*WRITTEN PROBLEM*: Each line that holds the string "this" counts once; say how many such lines there are and add nothing.

** begin **

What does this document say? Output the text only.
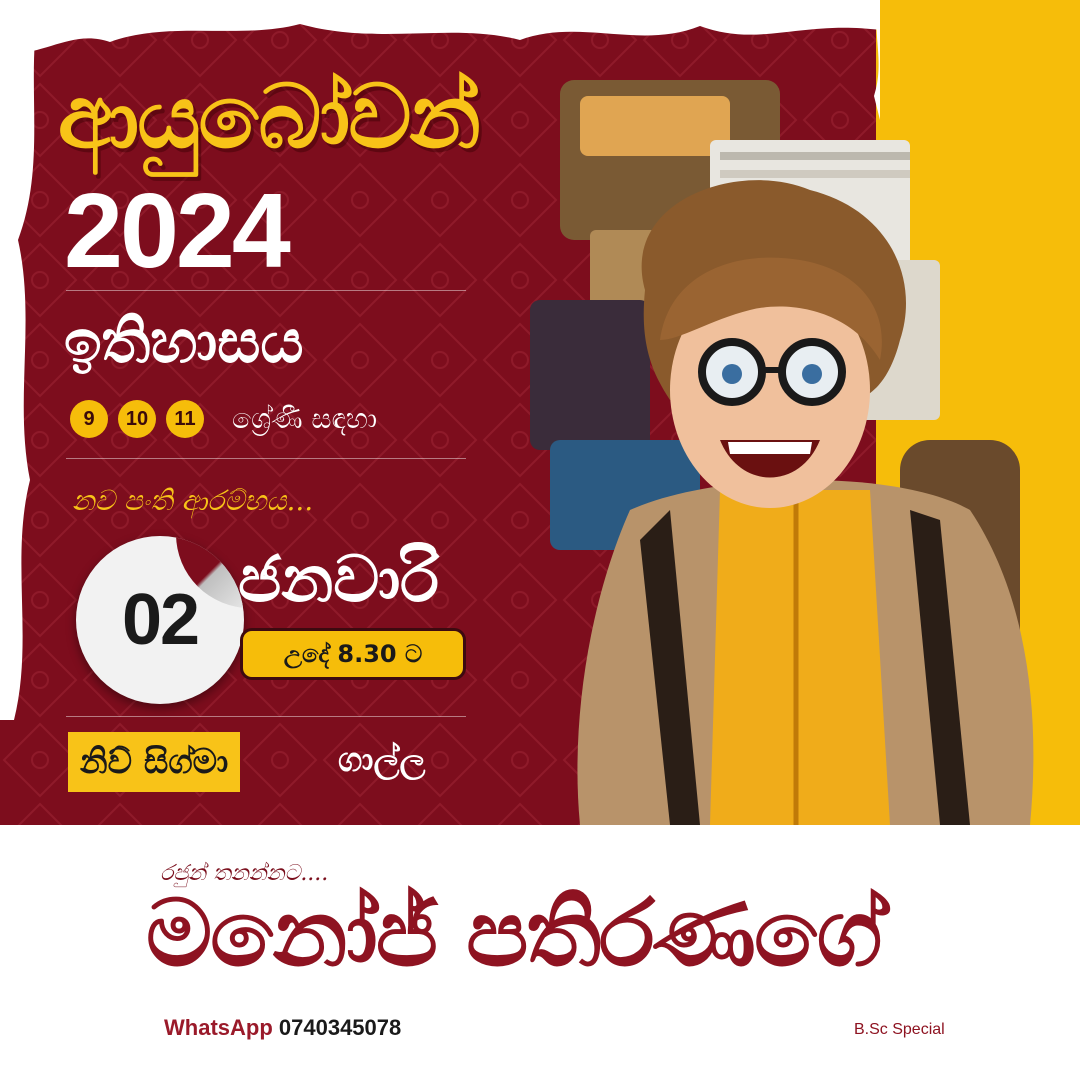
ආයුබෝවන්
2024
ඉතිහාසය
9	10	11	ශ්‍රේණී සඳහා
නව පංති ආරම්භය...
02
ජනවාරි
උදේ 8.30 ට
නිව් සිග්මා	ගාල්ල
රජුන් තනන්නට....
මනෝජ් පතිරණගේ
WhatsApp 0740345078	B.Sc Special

** end **
** begin **

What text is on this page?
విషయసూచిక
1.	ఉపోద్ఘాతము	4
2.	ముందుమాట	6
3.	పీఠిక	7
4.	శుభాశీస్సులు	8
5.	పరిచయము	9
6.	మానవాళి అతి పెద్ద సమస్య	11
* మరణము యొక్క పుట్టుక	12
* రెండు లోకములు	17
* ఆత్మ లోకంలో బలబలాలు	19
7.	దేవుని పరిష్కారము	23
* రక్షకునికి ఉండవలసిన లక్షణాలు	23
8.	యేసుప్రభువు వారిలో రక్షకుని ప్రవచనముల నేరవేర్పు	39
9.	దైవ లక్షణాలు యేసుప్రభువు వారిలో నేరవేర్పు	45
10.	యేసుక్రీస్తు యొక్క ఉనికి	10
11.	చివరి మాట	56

** end **

*SOLUTION TO THE EXERCISE*: 2